- **RECORDS**
* START *

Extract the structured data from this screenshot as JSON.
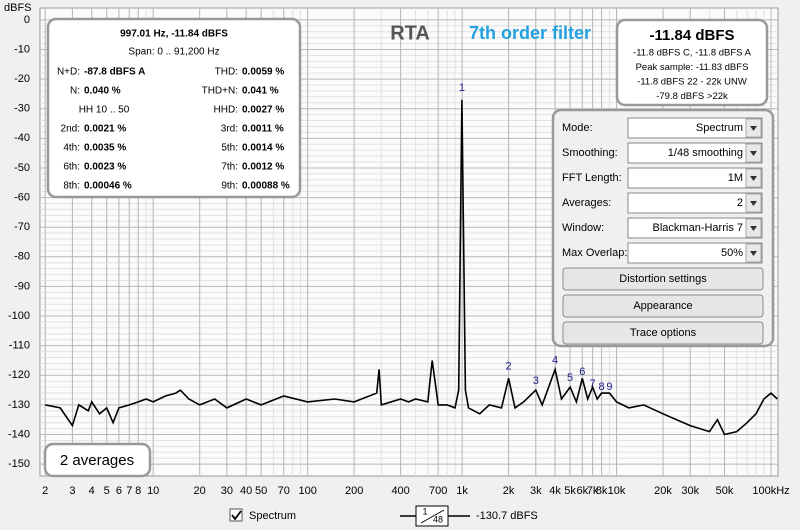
{
  "chart_data": {
    "type": "line",
    "y_label": "dBFS",
    "log_x": true,
    "grid": true,
    "minor_grid": true,
    "title": "RTA",
    "subtitle": "7th order filter",
    "xlim": [
      1.85,
      111000
    ],
    "ylim": [
      -154,
      4
    ],
    "xticks": [
      2,
      3,
      4,
      5,
      6,
      7,
      8,
      10,
      20,
      30,
      40,
      50,
      70,
      100,
      200,
      400,
      700,
      {
        "value": 1000,
        "label": "1k"
      },
      {
        "value": 2000,
        "label": "2k"
      },
      {
        "value": 3000,
        "label": "3k"
      },
      {
        "value": 4000,
        "label": "4k"
      },
      {
        "value": 5000,
        "label": "5k"
      },
      {
        "value": 6000,
        "label": "6k"
      },
      {
        "value": 7000,
        "label": "7k"
      },
      {
        "value": 8000,
        "label": "8k"
      },
      {
        "value": 10000,
        "label": "10k"
      },
      {
        "value": 20000,
        "label": "20k"
      },
      {
        "value": 30000,
        "label": "30k"
      },
      {
        "value": 50000,
        "label": "50k"
      },
      {
        "value": 100000,
        "label": "100kHz"
      }
    ],
    "yticks": [
      0,
      -10,
      -20,
      -30,
      -40,
      -50,
      -60,
      -70,
      -80,
      -90,
      -100,
      -110,
      -120,
      -130,
      -140,
      -150
    ],
    "series": [
      {
        "name": "Spectrum",
        "color": "#000000",
        "x": [
          2,
          2.5,
          3,
          3.3,
          3.8,
          4,
          4.5,
          5,
          5.5,
          6,
          7,
          8,
          9,
          10,
          12,
          14,
          15,
          17,
          20,
          25,
          30,
          40,
          50,
          70,
          100,
          150,
          200,
          280,
          290,
          300,
          400,
          450,
          500,
          600,
          640,
          700,
          800,
          900,
          950,
          997,
          1050,
          1100,
          1300,
          1500,
          1800,
          2000,
          2200,
          2500,
          3000,
          3300,
          4000,
          4400,
          5000,
          5500,
          6000,
          6500,
          7000,
          7500,
          8000,
          9000,
          10000,
          12000,
          15000,
          20000,
          30000,
          40000,
          45000,
          50000,
          60000,
          70000,
          80000,
          90000,
          100000,
          110000
        ],
        "values": [
          -130,
          -131,
          -137,
          -130,
          -132,
          -129,
          -133,
          -131,
          -136,
          -131,
          -130,
          -129,
          -128,
          -129,
          -127,
          -126,
          -125,
          -128,
          -130,
          -128,
          -131,
          -128,
          -130,
          -127,
          -129,
          -128,
          -129,
          -126,
          -118,
          -130,
          -128,
          -129,
          -128,
          -129,
          -115,
          -130,
          -130,
          -131,
          -125,
          -27,
          -125,
          -131,
          -133,
          -130,
          -131,
          -121,
          -131,
          -129,
          -125,
          -130,
          -118,
          -128,
          -124,
          -129,
          -121,
          -128,
          -124,
          -128,
          -126,
          -126,
          -129,
          -131,
          -130,
          -133,
          -137,
          -139,
          -135,
          -140,
          -139,
          -136,
          -133,
          -128,
          -126,
          -128
        ]
      }
    ],
    "annotations": [
      {
        "text": "1",
        "x": 997,
        "y": -23
      },
      {
        "text": "2",
        "x": 2000,
        "y": -117
      },
      {
        "text": "3",
        "x": 3000,
        "y": -122
      },
      {
        "text": "4",
        "x": 4000,
        "y": -115
      },
      {
        "text": "5",
        "x": 5000,
        "y": -121
      },
      {
        "text": "6",
        "x": 6000,
        "y": -119
      },
      {
        "text": "7",
        "x": 7000,
        "y": -123
      },
      {
        "text": "8",
        "x": 8000,
        "y": -124
      },
      {
        "text": "9",
        "x": 9000,
        "y": -124
      }
    ],
    "legend_readout": "-130.7 dBFS",
    "smoothing_icon": {
      "numerator": "1",
      "denominator": "48"
    }
  },
  "info_box": {
    "cursor": "997.01 Hz, -11.84 dBFS",
    "span": "Span: 0 .. 91,200 Hz",
    "rows": [
      [
        [
          "N+D:",
          "-87.8 dBFS A"
        ],
        [
          "THD:",
          "0.0059 %"
        ]
      ],
      [
        [
          "N:",
          "0.040 %"
        ],
        [
          "THD+N:",
          "0.041 %"
        ]
      ],
      [
        [
          "",
          "HH 10 .. 50"
        ],
        [
          "HHD:",
          "0.0027 %"
        ]
      ],
      [
        [
          "2nd:",
          "0.0021 %"
        ],
        [
          "3rd:",
          "0.0011 %"
        ]
      ],
      [
        [
          "4th:",
          "0.0035 %"
        ],
        [
          "5th:",
          "0.0014 %"
        ]
      ],
      [
        [
          "6th:",
          "0.0023 %"
        ],
        [
          "7th:",
          "0.0012 %"
        ]
      ],
      [
        [
          "8th:",
          "0.00046 %"
        ],
        [
          "9th:",
          "0.00088 %"
        ]
      ]
    ]
  },
  "level_box": {
    "level": "-11.84 dBFS",
    "lines": [
      "-11.8 dBFS C, -11.8 dBFS A",
      "Peak sample: -11.83 dBFS",
      "-11.8 dBFS 22 - 22k UNW",
      "-79.8 dBFS >22k"
    ]
  },
  "settings": {
    "rows": [
      [
        "Mode:",
        "Spectrum"
      ],
      [
        "Smoothing:",
        "1/48 smoothing"
      ],
      [
        "FFT Length:",
        "1M"
      ],
      [
        "Averages:",
        "2"
      ],
      [
        "Window:",
        "Blackman-Harris 7"
      ],
      [
        "Max Overlap:",
        "50%"
      ]
    ],
    "buttons": [
      "Distortion settings",
      "Appearance",
      "Trace options"
    ]
  },
  "averages_box": "2 averages"
}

* END *

All preceding records should be duplicated verbatim, images excepted.

- **SOLUTION**
Extract the structured data from this screenshot as JSON.
{
  "chart_data": {
    "type": "line",
    "y_label": "dBFS",
    "log_x": true,
    "grid": true,
    "minor_grid": true,
    "title": "RTA",
    "subtitle": "7th order filter",
    "xlim": [
      1.85,
      111000
    ],
    "ylim": [
      -154,
      4
    ],
    "xticks": [
      2,
      3,
      4,
      5,
      6,
      7,
      8,
      10,
      20,
      30,
      40,
      50,
      70,
      100,
      200,
      400,
      700,
      {
        "value": 1000,
        "label": "1k"
      },
      {
        "value": 2000,
        "label": "2k"
      },
      {
        "value": 3000,
        "label": "3k"
      },
      {
        "value": 4000,
        "label": "4k"
      },
      {
        "value": 5000,
        "label": "5k"
      },
      {
        "value": 6000,
        "label": "6k"
      },
      {
        "value": 7000,
        "label": "7k"
      },
      {
        "value": 8000,
        "label": "8k"
      },
      {
        "value": 10000,
        "label": "10k"
      },
      {
        "value": 20000,
        "label": "20k"
      },
      {
        "value": 30000,
        "label": "30k"
      },
      {
        "value": 50000,
        "label": "50k"
      },
      {
        "value": 100000,
        "label": "100kHz"
      }
    ],
    "yticks": [
      0,
      -10,
      -20,
      -30,
      -40,
      -50,
      -60,
      -70,
      -80,
      -90,
      -100,
      -110,
      -120,
      -130,
      -140,
      -150
    ],
    "series": [
      {
        "name": "Spectrum",
        "color": "#000000",
        "x": [
          2,
          2.5,
          3,
          3.3,
          3.8,
          4,
          4.5,
          5,
          5.5,
          6,
          7,
          8,
          9,
          10,
          12,
          14,
          15,
          17,
          20,
          25,
          30,
          40,
          50,
          70,
          100,
          150,
          200,
          280,
          290,
          300,
          400,
          450,
          500,
          600,
          640,
          700,
          800,
          900,
          950,
          997,
          1050,
          1100,
          1300,
          1500,
          1800,
          2000,
          2200,
          2500,
          3000,
          3300,
          4000,
          4400,
          5000,
          5500,
          6000,
          6500,
          7000,
          7500,
          8000,
          9000,
          10000,
          12000,
          15000,
          20000,
          30000,
          40000,
          45000,
          50000,
          60000,
          70000,
          80000,
          90000,
          100000,
          110000
        ],
        "values": [
          -130,
          -131,
          -137,
          -130,
          -132,
          -129,
          -133,
          -131,
          -136,
          -131,
          -130,
          -129,
          -128,
          -129,
          -127,
          -126,
          -125,
          -128,
          -130,
          -128,
          -131,
          -128,
          -130,
          -127,
          -129,
          -128,
          -129,
          -126,
          -118,
          -130,
          -128,
          -129,
          -128,
          -129,
          -115,
          -130,
          -130,
          -131,
          -125,
          -27,
          -125,
          -131,
          -133,
          -130,
          -131,
          -121,
          -131,
          -129,
          -125,
          -130,
          -118,
          -128,
          -124,
          -129,
          -121,
          -128,
          -124,
          -128,
          -126,
          -126,
          -129,
          -131,
          -130,
          -133,
          -137,
          -139,
          -135,
          -140,
          -139,
          -136,
          -133,
          -128,
          -126,
          -128
        ]
      }
    ],
    "annotations": [
      {
        "text": "1",
        "x": 997,
        "y": -23
      },
      {
        "text": "2",
        "x": 2000,
        "y": -117
      },
      {
        "text": "3",
        "x": 3000,
        "y": -122
      },
      {
        "text": "4",
        "x": 4000,
        "y": -115
      },
      {
        "text": "5",
        "x": 5000,
        "y": -121
      },
      {
        "text": "6",
        "x": 6000,
        "y": -119
      },
      {
        "text": "7",
        "x": 7000,
        "y": -123
      },
      {
        "text": "8",
        "x": 8000,
        "y": -124
      },
      {
        "text": "9",
        "x": 9000,
        "y": -124
      }
    ],
    "legend_readout": "-130.7 dBFS",
    "smoothing_icon": {
      "numerator": "1",
      "denominator": "48"
    }
  },
  "info_box": {
    "cursor": "997.01 Hz, -11.84 dBFS",
    "span": "Span: 0 .. 91,200 Hz",
    "rows": [
      [
        [
          "N+D:",
          "-87.8 dBFS A"
        ],
        [
          "THD:",
          "0.0059 %"
        ]
      ],
      [
        [
          "N:",
          "0.040 %"
        ],
        [
          "THD+N:",
          "0.041 %"
        ]
      ],
      [
        [
          "",
          "HH 10 .. 50"
        ],
        [
          "HHD:",
          "0.0027 %"
        ]
      ],
      [
        [
          "2nd:",
          "0.0021 %"
        ],
        [
          "3rd:",
          "0.0011 %"
        ]
      ],
      [
        [
          "4th:",
          "0.0035 %"
        ],
        [
          "5th:",
          "0.0014 %"
        ]
      ],
      [
        [
          "6th:",
          "0.0023 %"
        ],
        [
          "7th:",
          "0.0012 %"
        ]
      ],
      [
        [
          "8th:",
          "0.00046 %"
        ],
        [
          "9th:",
          "0.00088 %"
        ]
      ]
    ]
  },
  "level_box": {
    "level": "-11.84 dBFS",
    "lines": [
      "-11.8 dBFS C, -11.8 dBFS A",
      "Peak sample: -11.83 dBFS",
      "-11.8 dBFS 22 - 22k UNW",
      "-79.8 dBFS >22k"
    ]
  },
  "settings": {
    "rows": [
      [
        "Mode:",
        "Spectrum"
      ],
      [
        "Smoothing:",
        "1/48 smoothing"
      ],
      [
        "FFT Length:",
        "1M"
      ],
      [
        "Averages:",
        "2"
      ],
      [
        "Window:",
        "Blackman-Harris 7"
      ],
      [
        "Max Overlap:",
        "50%"
      ]
    ],
    "buttons": [
      "Distortion settings",
      "Appearance",
      "Trace options"
    ]
  },
  "averages_box": "2 averages"
}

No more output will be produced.